_OBJECTIVE_
Go through the entries below and retype them exactly, omitting each picture.
══ RECORDED INFORMATION
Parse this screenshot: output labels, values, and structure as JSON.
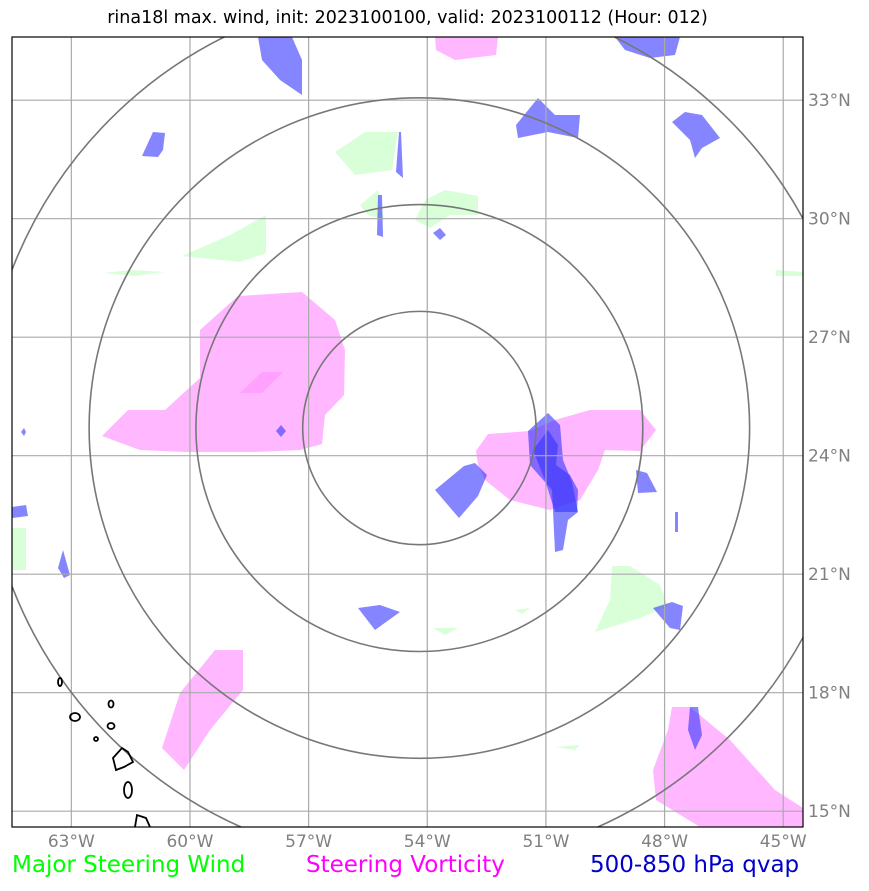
{
  "title": "rina18l max. wind, init: 2023100100, valid: 2023100112 (Hour: 012)",
  "map": {
    "lon_range": [
      -64.5,
      -44.5
    ],
    "lat_range": [
      14.6,
      34.6
    ],
    "lon_ticks": [
      {
        "value": -63,
        "label": "63°W"
      },
      {
        "value": -60,
        "label": "60°W"
      },
      {
        "value": -57,
        "label": "57°W"
      },
      {
        "value": -54,
        "label": "54°W"
      },
      {
        "value": -51,
        "label": "51°W"
      },
      {
        "value": -48,
        "label": "48°W"
      },
      {
        "value": -45,
        "label": "45°W"
      }
    ],
    "lat_ticks": [
      {
        "value": 33,
        "label": "33°N"
      },
      {
        "value": 30,
        "label": "30°N"
      },
      {
        "value": 27,
        "label": "27°N"
      },
      {
        "value": 24,
        "label": "24°N"
      },
      {
        "value": 21,
        "label": "21°N"
      },
      {
        "value": 18,
        "label": "18°N"
      },
      {
        "value": 15,
        "label": "15°N"
      }
    ],
    "storm_center": {
      "lon": -54.2,
      "lat": 24.7
    },
    "range_rings_deg": [
      2.95,
      5.65,
      8.35,
      11.05
    ],
    "gridlines": true,
    "colors": {
      "steering_wind": "#ccffcc",
      "steering_vorticity": "#ff99ff",
      "qvap": "#3333ff",
      "gridline": "#aaaaaa",
      "ring": "#777777",
      "coast": "#000000"
    }
  },
  "legend": {
    "wind": {
      "label": "Major Steering Wind",
      "color": "#00ff00"
    },
    "vorticity": {
      "label": "Steering Vorticity",
      "color": "#ff00ff"
    },
    "qvap": {
      "label": "500-850 hPa qvap",
      "color": "#0000cc"
    }
  }
}
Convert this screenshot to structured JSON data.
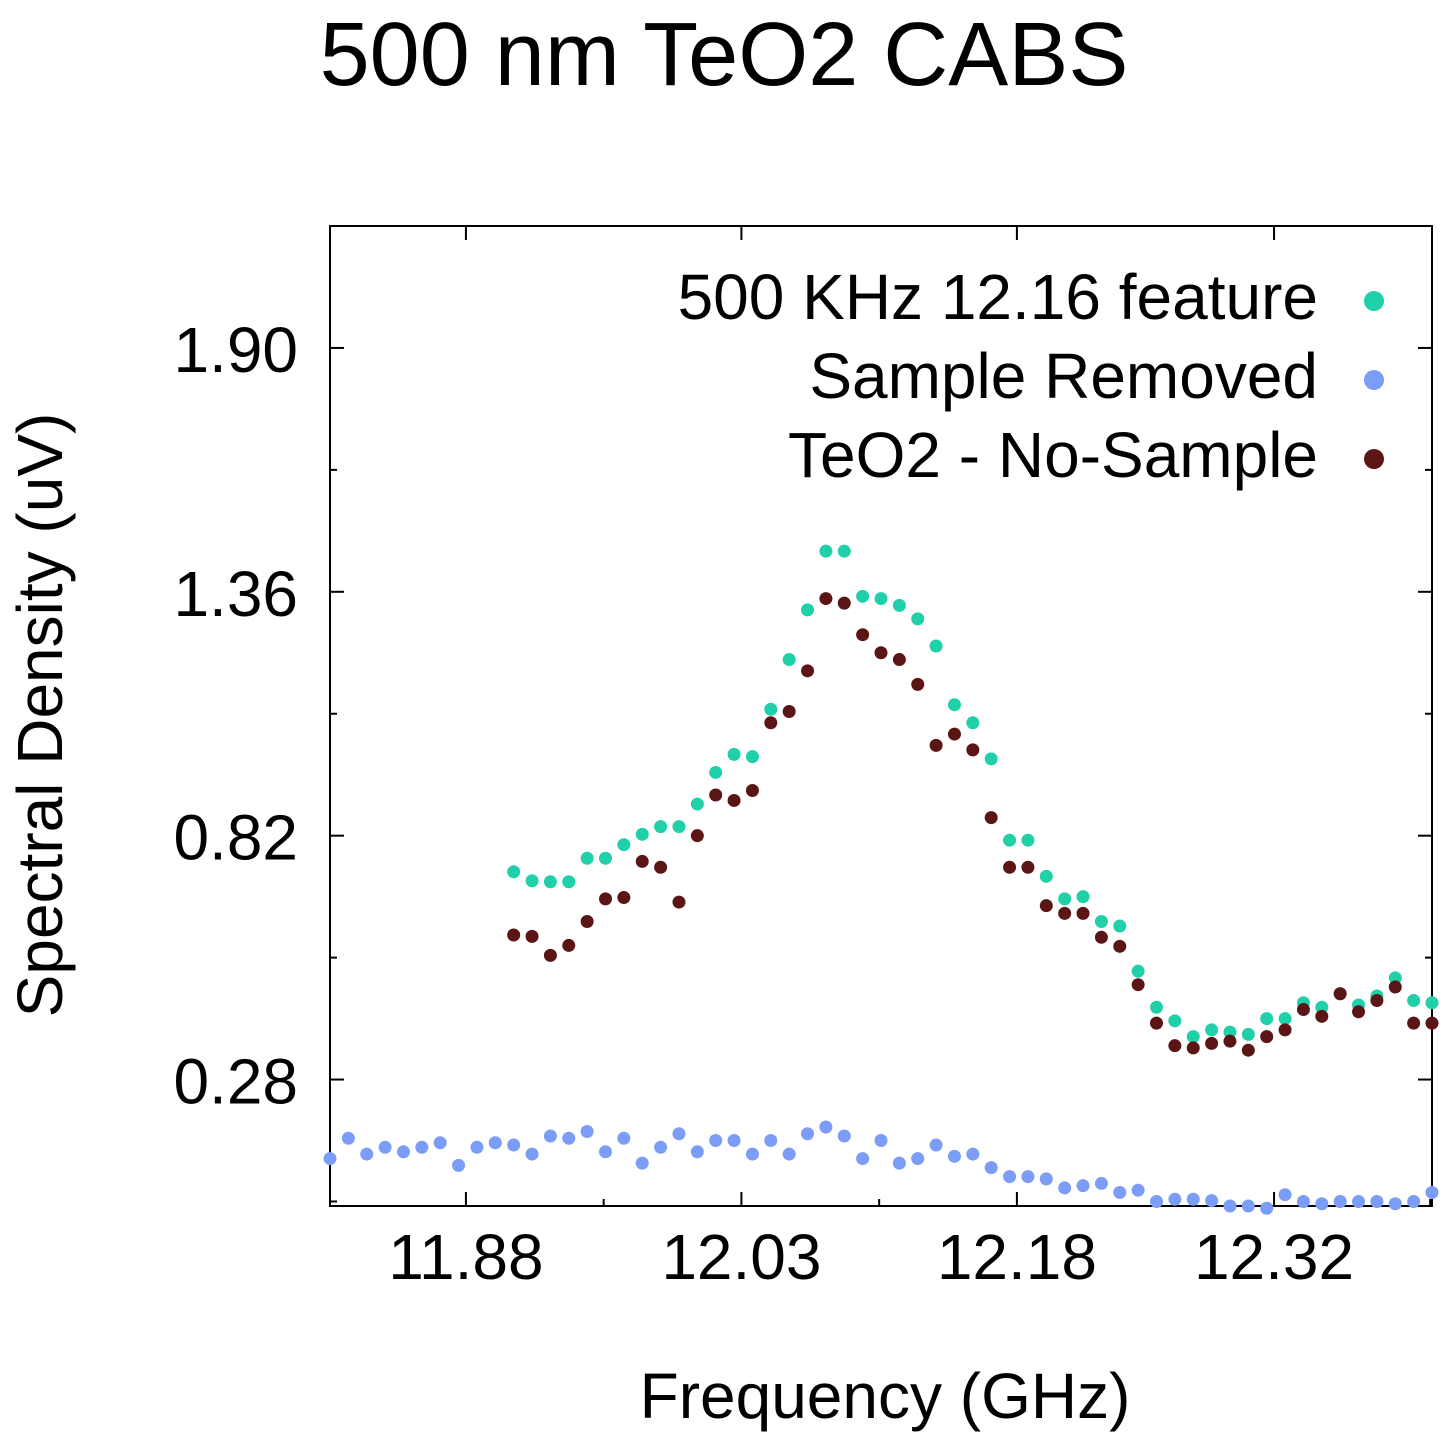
{
  "chart_data": {
    "type": "scatter",
    "title": "500 nm TeO2 CABS",
    "xlabel": "Frequency (GHz)",
    "ylabel": "Spectral Density (uV)",
    "xlim": [
      11.806,
      12.406
    ],
    "ylim": [
      0.0,
      2.17
    ],
    "xticks": [
      "11.88",
      "12.03",
      "12.18",
      "12.32"
    ],
    "xtick_values": [
      11.88,
      12.03,
      12.18,
      12.32
    ],
    "yticks": [
      "0.28",
      "0.82",
      "1.36",
      "1.90"
    ],
    "ytick_values": [
      0.28,
      0.82,
      1.36,
      1.9
    ],
    "grid": false,
    "legend_position": "top-right",
    "series": [
      {
        "name": "500 KHz 12.16 feature",
        "color": "#20d0a8",
        "x": [
          11.906,
          11.916,
          11.926,
          11.936,
          11.946,
          11.956,
          11.966,
          11.976,
          11.986,
          11.996,
          12.006,
          12.016,
          12.026,
          12.036,
          12.046,
          12.056,
          12.066,
          12.076,
          12.086,
          12.096,
          12.106,
          12.116,
          12.126,
          12.136,
          12.146,
          12.156,
          12.166,
          12.176,
          12.186,
          12.196,
          12.206,
          12.216,
          12.226,
          12.236,
          12.246,
          12.256,
          12.266,
          12.276,
          12.286,
          12.296,
          12.306,
          12.316,
          12.326,
          12.336,
          12.346,
          12.356,
          12.366,
          12.376,
          12.386,
          12.396,
          12.406
        ],
        "y": [
          0.74,
          0.72,
          0.718,
          0.718,
          0.77,
          0.77,
          0.8,
          0.823,
          0.84,
          0.84,
          0.89,
          0.96,
          1.0,
          0.995,
          1.1,
          1.21,
          1.32,
          1.45,
          1.45,
          1.35,
          1.345,
          1.33,
          1.3,
          1.24,
          1.11,
          1.07,
          0.99,
          0.81,
          0.81,
          0.73,
          0.68,
          0.685,
          0.63,
          0.62,
          0.52,
          0.44,
          0.41,
          0.375,
          0.39,
          0.385,
          0.38,
          0.415,
          0.415,
          0.45,
          0.44,
          0.47,
          0.445,
          0.465,
          0.505,
          0.455,
          0.45
        ]
      },
      {
        "name": "Sample Removed",
        "color": "#7b9cf7",
        "x": [
          11.806,
          11.816,
          11.826,
          11.836,
          11.846,
          11.856,
          11.866,
          11.876,
          11.886,
          11.896,
          11.906,
          11.916,
          11.926,
          11.936,
          11.946,
          11.956,
          11.966,
          11.976,
          11.986,
          11.996,
          12.006,
          12.016,
          12.026,
          12.036,
          12.046,
          12.056,
          12.066,
          12.076,
          12.086,
          12.096,
          12.106,
          12.116,
          12.126,
          12.136,
          12.146,
          12.156,
          12.166,
          12.176,
          12.186,
          12.196,
          12.206,
          12.216,
          12.226,
          12.236,
          12.246,
          12.256,
          12.266,
          12.276,
          12.286,
          12.296,
          12.306,
          12.316,
          12.326,
          12.336,
          12.346,
          12.356,
          12.366,
          12.376,
          12.386,
          12.396,
          12.406
        ],
        "y": [
          0.105,
          0.15,
          0.115,
          0.13,
          0.12,
          0.13,
          0.14,
          0.09,
          0.13,
          0.14,
          0.135,
          0.115,
          0.155,
          0.15,
          0.165,
          0.12,
          0.15,
          0.095,
          0.13,
          0.16,
          0.12,
          0.145,
          0.145,
          0.115,
          0.145,
          0.115,
          0.16,
          0.175,
          0.155,
          0.105,
          0.145,
          0.095,
          0.105,
          0.135,
          0.11,
          0.115,
          0.085,
          0.065,
          0.065,
          0.06,
          0.04,
          0.045,
          0.05,
          0.03,
          0.035,
          0.01,
          0.015,
          0.015,
          0.012,
          0.0,
          0.0,
          -0.005,
          0.025,
          0.01,
          0.005,
          0.01,
          0.01,
          0.01,
          0.005,
          0.01,
          0.03
        ]
      },
      {
        "name": "TeO2 - No-Sample",
        "color": "#5c1515",
        "x": [
          11.906,
          11.916,
          11.926,
          11.936,
          11.946,
          11.956,
          11.966,
          11.976,
          11.986,
          11.996,
          12.006,
          12.016,
          12.026,
          12.036,
          12.046,
          12.056,
          12.066,
          12.076,
          12.086,
          12.096,
          12.106,
          12.116,
          12.126,
          12.136,
          12.146,
          12.156,
          12.166,
          12.176,
          12.186,
          12.196,
          12.206,
          12.216,
          12.226,
          12.236,
          12.246,
          12.256,
          12.266,
          12.276,
          12.286,
          12.296,
          12.306,
          12.316,
          12.326,
          12.336,
          12.346,
          12.356,
          12.366,
          12.376,
          12.386,
          12.396,
          12.406
        ],
        "y": [
          0.6,
          0.597,
          0.555,
          0.577,
          0.63,
          0.68,
          0.683,
          0.763,
          0.75,
          0.673,
          0.82,
          0.91,
          0.898,
          0.92,
          1.07,
          1.095,
          1.185,
          1.345,
          1.335,
          1.265,
          1.225,
          1.21,
          1.155,
          1.02,
          1.045,
          1.01,
          0.86,
          0.75,
          0.75,
          0.665,
          0.648,
          0.648,
          0.595,
          0.575,
          0.49,
          0.405,
          0.355,
          0.35,
          0.36,
          0.365,
          0.345,
          0.375,
          0.39,
          0.435,
          0.42,
          0.47,
          0.43,
          0.455,
          0.485,
          0.405,
          0.405
        ]
      }
    ]
  }
}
════
_IN RESPONSE_
Parse this screenshot: output labels, values, and structure as JSON.
{
  "title": "rina18l max. wind, init: 2023100100, valid: 2023100112 (Hour: 012)",
  "map": {
    "lon_range": [
      -64.5,
      -44.5
    ],
    "lat_range": [
      14.6,
      34.6
    ],
    "lon_ticks": [
      {
        "value": -63,
        "label": "63°W"
      },
      {
        "value": -60,
        "label": "60°W"
      },
      {
        "value": -57,
        "label": "57°W"
      },
      {
        "value": -54,
        "label": "54°W"
      },
      {
        "value": -51,
        "label": "51°W"
      },
      {
        "value": -48,
        "label": "48°W"
      },
      {
        "value": -45,
        "label": "45°W"
      }
    ],
    "lat_ticks": [
      {
        "value": 33,
        "label": "33°N"
      },
      {
        "value": 30,
        "label": "30°N"
      },
      {
        "value": 27,
        "label": "27°N"
      },
      {
        "value": 24,
        "label": "24°N"
      },
      {
        "value": 21,
        "label": "21°N"
      },
      {
        "value": 18,
        "label": "18°N"
      },
      {
        "value": 15,
        "label": "15°N"
      }
    ],
    "storm_center": {
      "lon": -54.2,
      "lat": 24.7
    },
    "range_rings_deg": [
      2.95,
      5.65,
      8.35,
      11.05
    ],
    "gridlines": true,
    "colors": {
      "steering_wind": "#ccffcc",
      "steering_vorticity": "#ff99ff",
      "qvap": "#3333ff",
      "gridline": "#aaaaaa",
      "ring": "#777777",
      "coast": "#000000"
    }
  },
  "legend": {
    "wind": {
      "label": "Major Steering Wind",
      "color": "#00ff00"
    },
    "vorticity": {
      "label": "Steering Vorticity",
      "color": "#ff00ff"
    },
    "qvap": {
      "label": "500-850 hPa qvap",
      "color": "#0000cc"
    }
  }
}
Convert this screenshot to structured JSON data.
{
  "chart_data": {
    "type": "scatter",
    "title": "500 nm TeO2 CABS",
    "xlabel": "Frequency (GHz)",
    "ylabel": "Spectral Density (uV)",
    "xlim": [
      11.806,
      12.406
    ],
    "ylim": [
      0.0,
      2.17
    ],
    "xticks": [
      "11.88",
      "12.03",
      "12.18",
      "12.32"
    ],
    "xtick_values": [
      11.88,
      12.03,
      12.18,
      12.32
    ],
    "yticks": [
      "0.28",
      "0.82",
      "1.36",
      "1.90"
    ],
    "ytick_values": [
      0.28,
      0.82,
      1.36,
      1.9
    ],
    "grid": false,
    "legend_position": "top-right",
    "series": [
      {
        "name": "500 KHz 12.16 feature",
        "color": "#20d0a8",
        "x": [
          11.906,
          11.916,
          11.926,
          11.936,
          11.946,
          11.956,
          11.966,
          11.976,
          11.986,
          11.996,
          12.006,
          12.016,
          12.026,
          12.036,
          12.046,
          12.056,
          12.066,
          12.076,
          12.086,
          12.096,
          12.106,
          12.116,
          12.126,
          12.136,
          12.146,
          12.156,
          12.166,
          12.176,
          12.186,
          12.196,
          12.206,
          12.216,
          12.226,
          12.236,
          12.246,
          12.256,
          12.266,
          12.276,
          12.286,
          12.296,
          12.306,
          12.316,
          12.326,
          12.336,
          12.346,
          12.356,
          12.366,
          12.376,
          12.386,
          12.396,
          12.406
        ],
        "y": [
          0.74,
          0.72,
          0.718,
          0.718,
          0.77,
          0.77,
          0.8,
          0.823,
          0.84,
          0.84,
          0.89,
          0.96,
          1.0,
          0.995,
          1.1,
          1.21,
          1.32,
          1.45,
          1.45,
          1.35,
          1.345,
          1.33,
          1.3,
          1.24,
          1.11,
          1.07,
          0.99,
          0.81,
          0.81,
          0.73,
          0.68,
          0.685,
          0.63,
          0.62,
          0.52,
          0.44,
          0.41,
          0.375,
          0.39,
          0.385,
          0.38,
          0.415,
          0.415,
          0.45,
          0.44,
          0.47,
          0.445,
          0.465,
          0.505,
          0.455,
          0.45
        ]
      },
      {
        "name": "Sample Removed",
        "color": "#7b9cf7",
        "x": [
          11.806,
          11.816,
          11.826,
          11.836,
          11.846,
          11.856,
          11.866,
          11.876,
          11.886,
          11.896,
          11.906,
          11.916,
          11.926,
          11.936,
          11.946,
          11.956,
          11.966,
          11.976,
          11.986,
          11.996,
          12.006,
          12.016,
          12.026,
          12.036,
          12.046,
          12.056,
          12.066,
          12.076,
          12.086,
          12.096,
          12.106,
          12.116,
          12.126,
          12.136,
          12.146,
          12.156,
          12.166,
          12.176,
          12.186,
          12.196,
          12.206,
          12.216,
          12.226,
          12.236,
          12.246,
          12.256,
          12.266,
          12.276,
          12.286,
          12.296,
          12.306,
          12.316,
          12.326,
          12.336,
          12.346,
          12.356,
          12.366,
          12.376,
          12.386,
          12.396,
          12.406
        ],
        "y": [
          0.105,
          0.15,
          0.115,
          0.13,
          0.12,
          0.13,
          0.14,
          0.09,
          0.13,
          0.14,
          0.135,
          0.115,
          0.155,
          0.15,
          0.165,
          0.12,
          0.15,
          0.095,
          0.13,
          0.16,
          0.12,
          0.145,
          0.145,
          0.115,
          0.145,
          0.115,
          0.16,
          0.175,
          0.155,
          0.105,
          0.145,
          0.095,
          0.105,
          0.135,
          0.11,
          0.115,
          0.085,
          0.065,
          0.065,
          0.06,
          0.04,
          0.045,
          0.05,
          0.03,
          0.035,
          0.01,
          0.015,
          0.015,
          0.012,
          0.0,
          0.0,
          -0.005,
          0.025,
          0.01,
          0.005,
          0.01,
          0.01,
          0.01,
          0.005,
          0.01,
          0.03
        ]
      },
      {
        "name": "TeO2 - No-Sample",
        "color": "#5c1515",
        "x": [
          11.906,
          11.916,
          11.926,
          11.936,
          11.946,
          11.956,
          11.966,
          11.976,
          11.986,
          11.996,
          12.006,
          12.016,
          12.026,
          12.036,
          12.046,
          12.056,
          12.066,
          12.076,
          12.086,
          12.096,
          12.106,
          12.116,
          12.126,
          12.136,
          12.146,
          12.156,
          12.166,
          12.176,
          12.186,
          12.196,
          12.206,
          12.216,
          12.226,
          12.236,
          12.246,
          12.256,
          12.266,
          12.276,
          12.286,
          12.296,
          12.306,
          12.316,
          12.326,
          12.336,
          12.346,
          12.356,
          12.366,
          12.376,
          12.386,
          12.396,
          12.406
        ],
        "y": [
          0.6,
          0.597,
          0.555,
          0.577,
          0.63,
          0.68,
          0.683,
          0.763,
          0.75,
          0.673,
          0.82,
          0.91,
          0.898,
          0.92,
          1.07,
          1.095,
          1.185,
          1.345,
          1.335,
          1.265,
          1.225,
          1.21,
          1.155,
          1.02,
          1.045,
          1.01,
          0.86,
          0.75,
          0.75,
          0.665,
          0.648,
          0.648,
          0.595,
          0.575,
          0.49,
          0.405,
          0.355,
          0.35,
          0.36,
          0.365,
          0.345,
          0.375,
          0.39,
          0.435,
          0.42,
          0.47,
          0.43,
          0.455,
          0.485,
          0.405,
          0.405
        ]
      }
    ]
  }
}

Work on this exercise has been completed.